DATA FOR THIS EXERCISE:
◆ ◆ ◆ ◆

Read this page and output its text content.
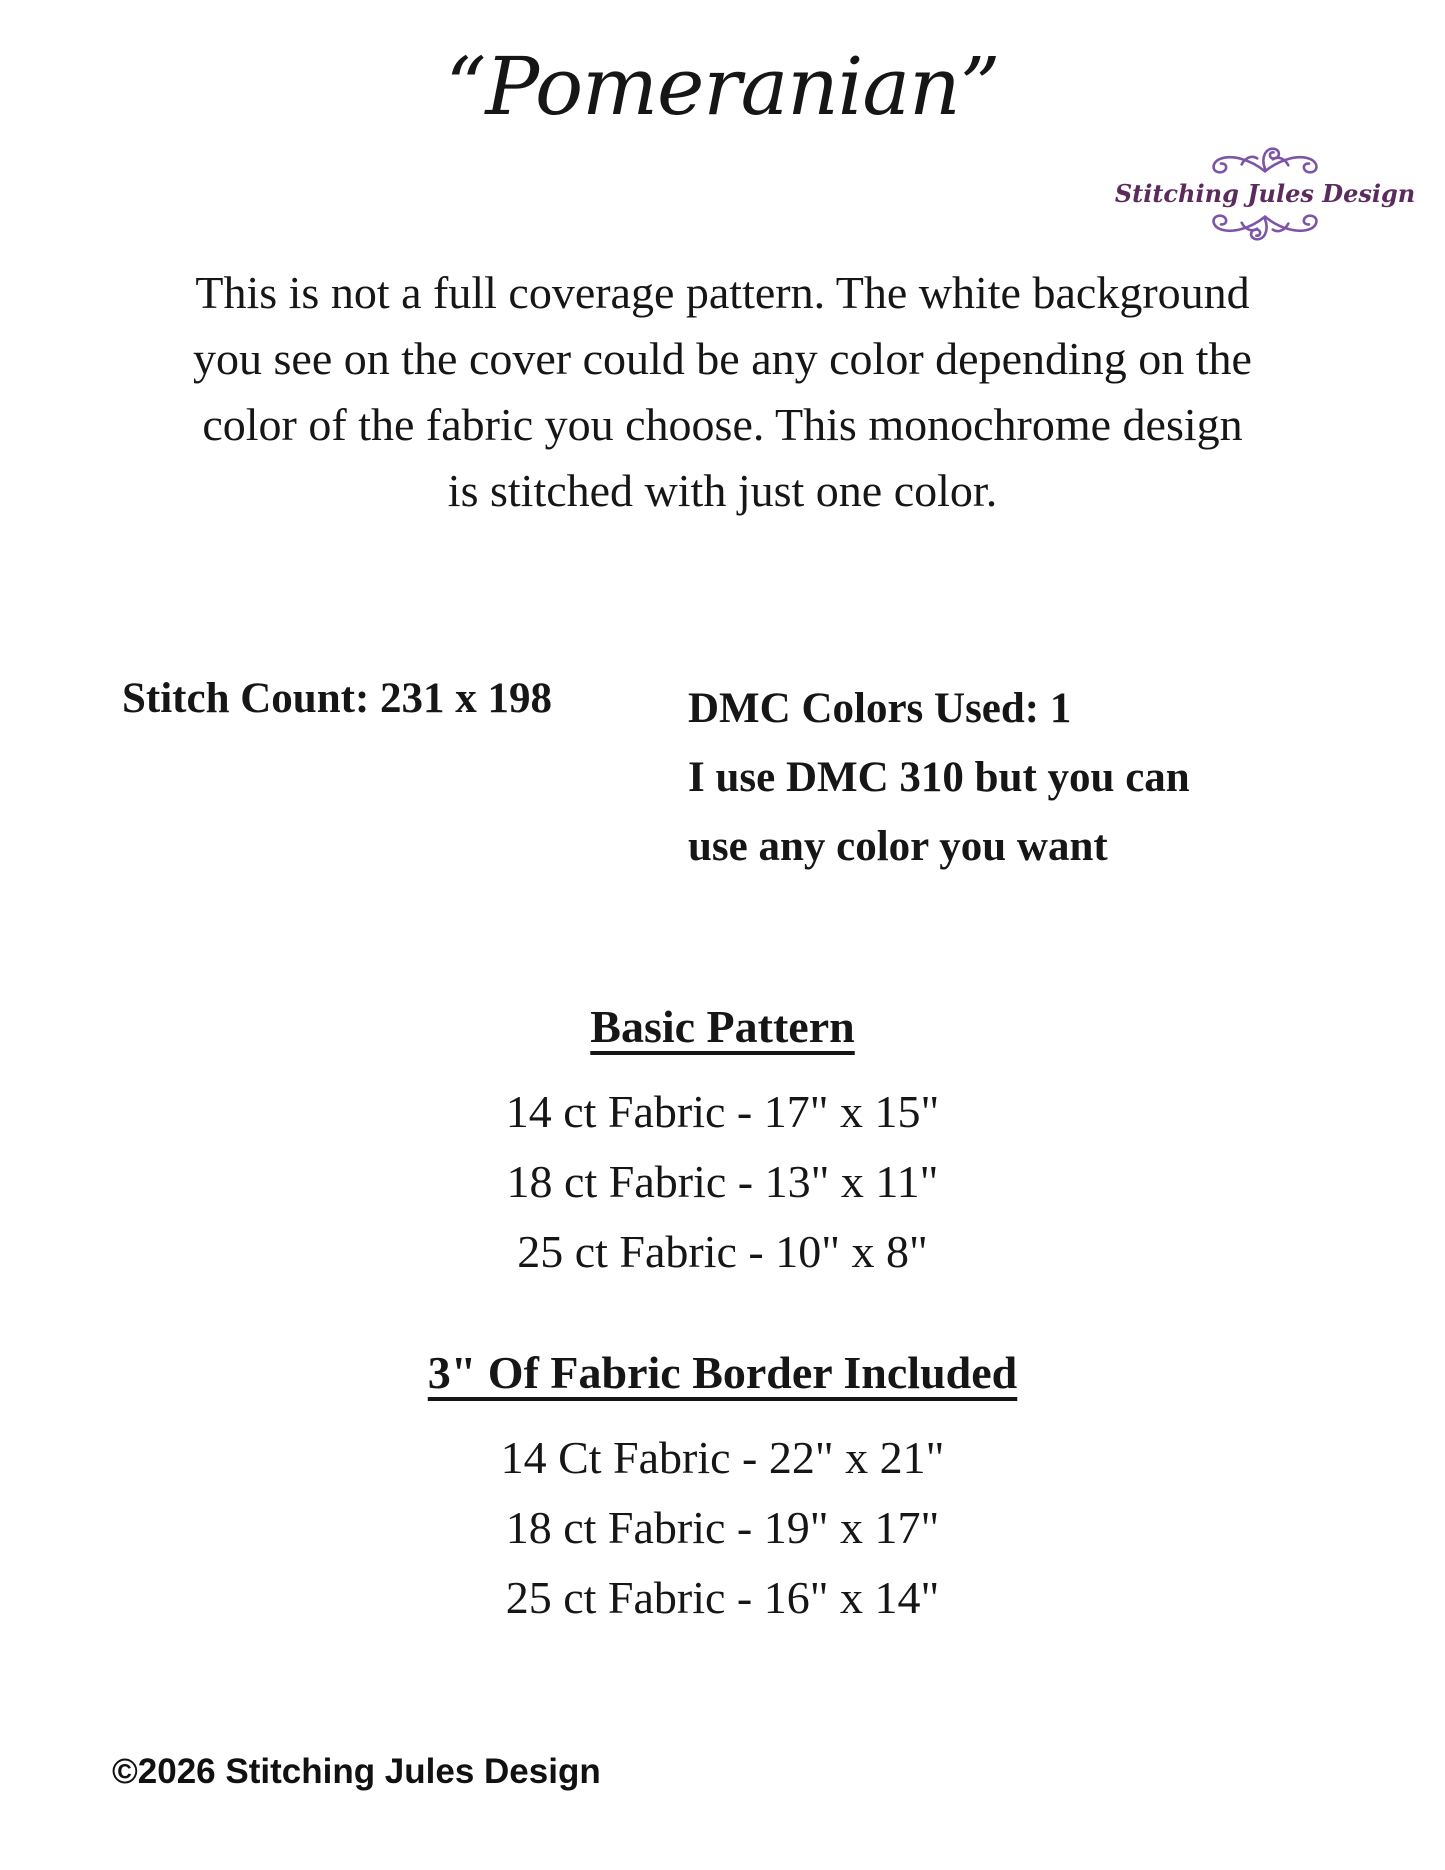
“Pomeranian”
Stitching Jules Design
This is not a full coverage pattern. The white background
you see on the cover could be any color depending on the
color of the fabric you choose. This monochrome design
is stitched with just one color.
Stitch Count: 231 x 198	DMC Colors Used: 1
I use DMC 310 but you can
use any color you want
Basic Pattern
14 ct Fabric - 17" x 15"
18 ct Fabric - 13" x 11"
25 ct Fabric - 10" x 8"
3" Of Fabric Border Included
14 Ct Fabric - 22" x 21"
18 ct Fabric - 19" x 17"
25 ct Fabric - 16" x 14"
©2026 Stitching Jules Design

◆ ◆ ◆ ◆

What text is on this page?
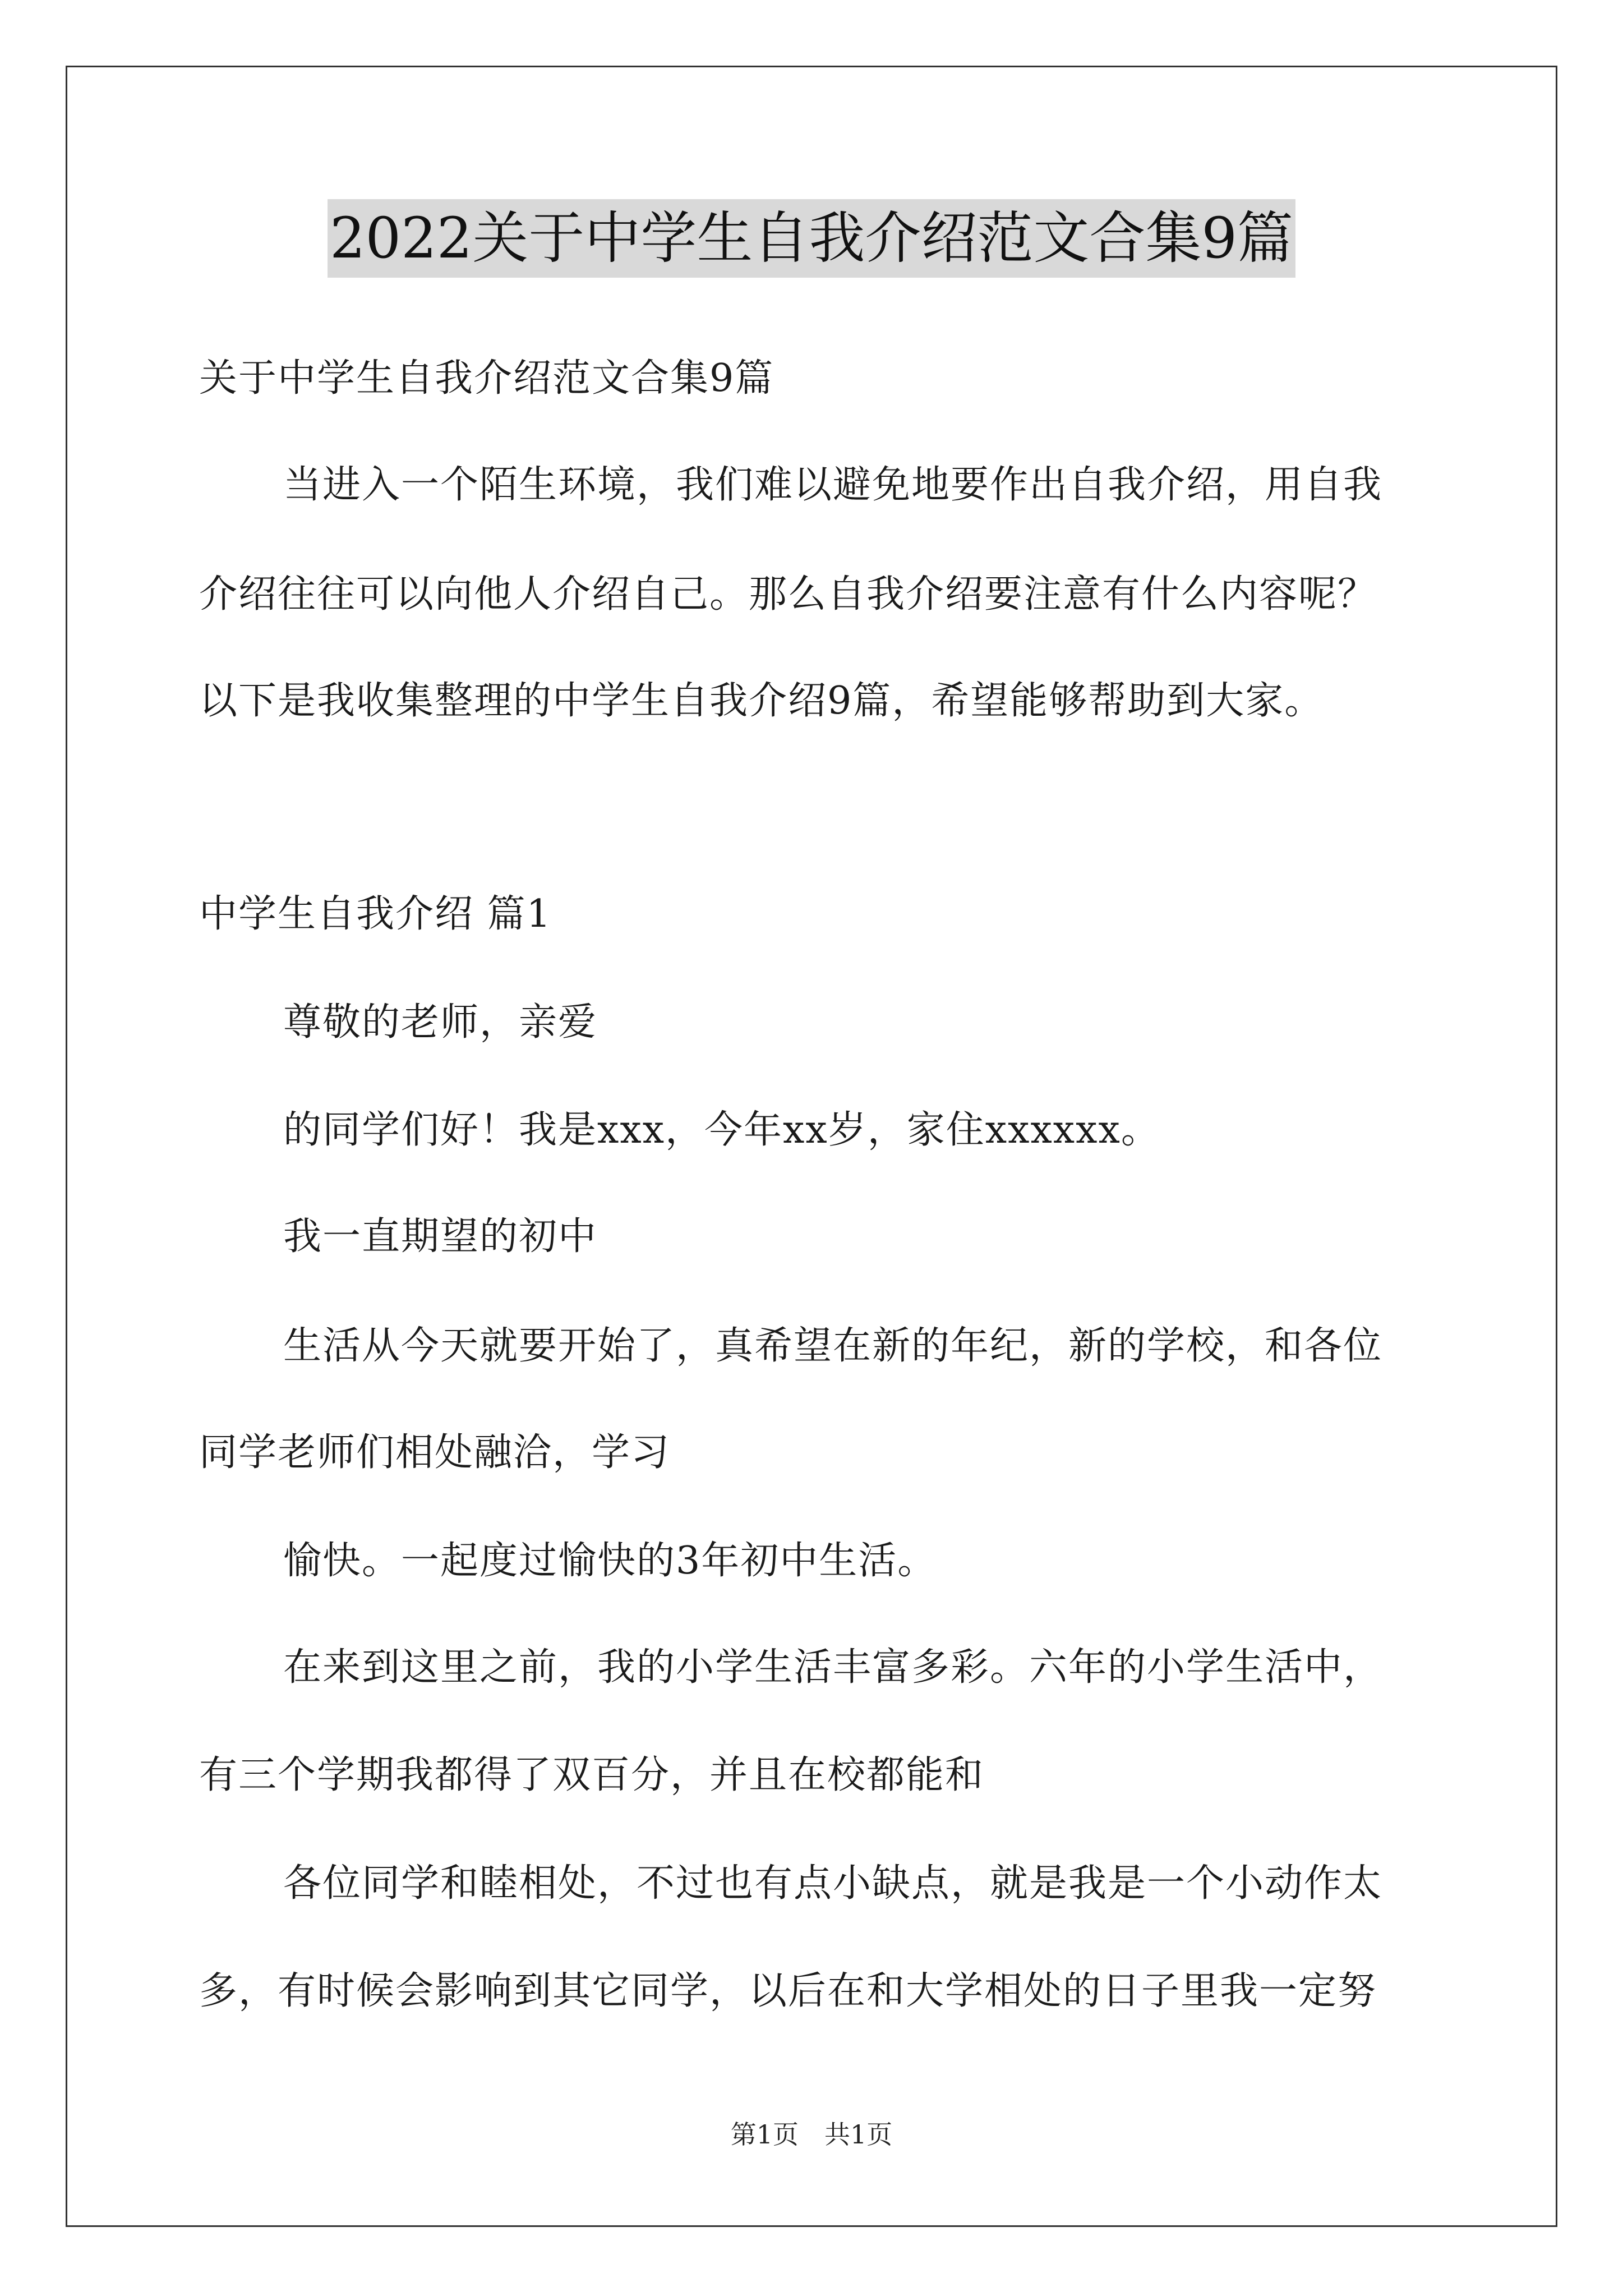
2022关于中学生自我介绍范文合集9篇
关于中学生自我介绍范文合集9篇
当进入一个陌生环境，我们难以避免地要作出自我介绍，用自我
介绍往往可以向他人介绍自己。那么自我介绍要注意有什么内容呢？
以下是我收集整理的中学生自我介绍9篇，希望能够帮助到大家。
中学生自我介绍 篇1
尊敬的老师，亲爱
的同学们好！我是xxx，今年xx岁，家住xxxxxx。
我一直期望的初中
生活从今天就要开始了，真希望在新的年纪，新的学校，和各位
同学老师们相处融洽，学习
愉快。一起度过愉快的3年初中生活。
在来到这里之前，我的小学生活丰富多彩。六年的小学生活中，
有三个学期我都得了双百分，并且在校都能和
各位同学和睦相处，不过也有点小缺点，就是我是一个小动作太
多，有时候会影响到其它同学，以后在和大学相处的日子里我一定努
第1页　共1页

◆ ◆ ◆ ◆

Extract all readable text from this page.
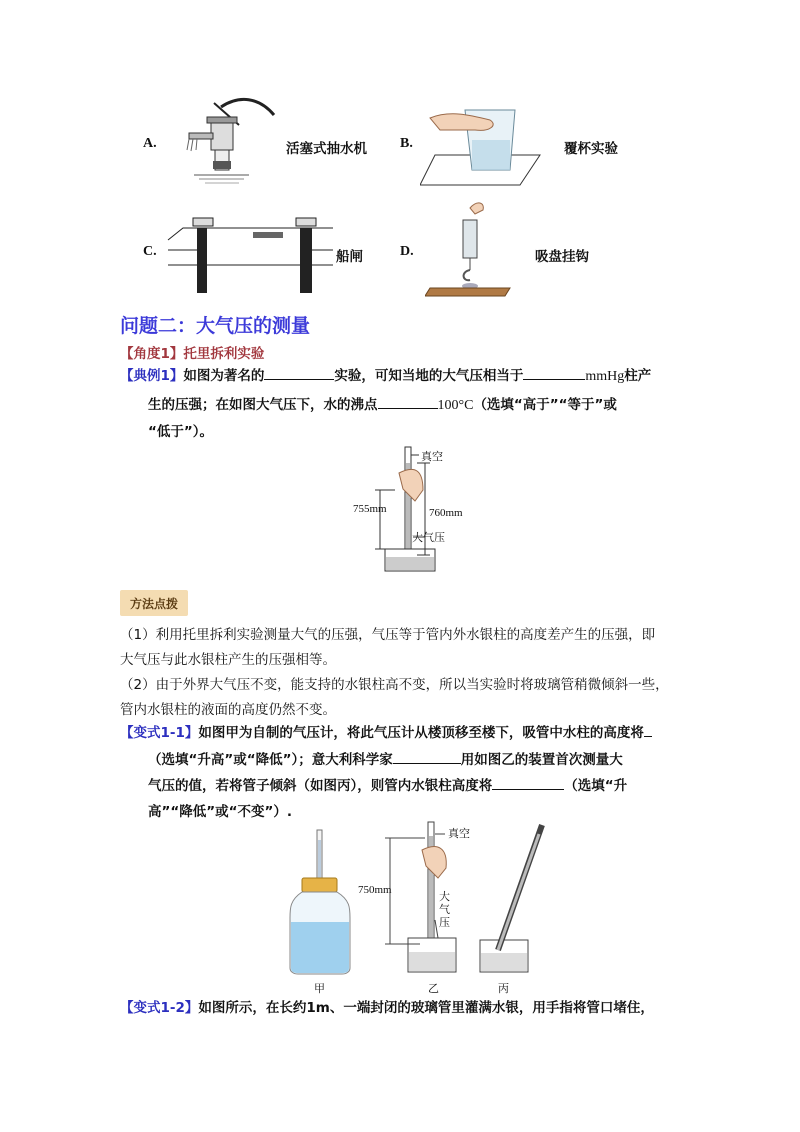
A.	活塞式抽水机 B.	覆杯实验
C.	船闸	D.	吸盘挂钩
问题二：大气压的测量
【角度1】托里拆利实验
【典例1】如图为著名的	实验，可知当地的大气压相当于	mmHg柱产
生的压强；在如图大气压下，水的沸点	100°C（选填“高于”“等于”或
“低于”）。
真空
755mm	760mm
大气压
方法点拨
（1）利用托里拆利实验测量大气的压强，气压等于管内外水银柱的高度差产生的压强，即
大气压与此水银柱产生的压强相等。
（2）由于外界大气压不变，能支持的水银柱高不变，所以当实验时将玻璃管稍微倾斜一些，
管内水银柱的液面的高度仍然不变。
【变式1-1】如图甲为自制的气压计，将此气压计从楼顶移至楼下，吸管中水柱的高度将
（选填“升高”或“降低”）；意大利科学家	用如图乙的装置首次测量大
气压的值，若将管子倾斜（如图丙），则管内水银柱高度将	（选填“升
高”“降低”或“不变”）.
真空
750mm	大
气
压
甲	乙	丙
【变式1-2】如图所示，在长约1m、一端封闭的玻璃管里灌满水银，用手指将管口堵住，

◆ ◆ ◆ ◆

TASK STATEMENT:
Only the number is wanted: how many lines of the data contain the word "Stitching"?

REPLY:
2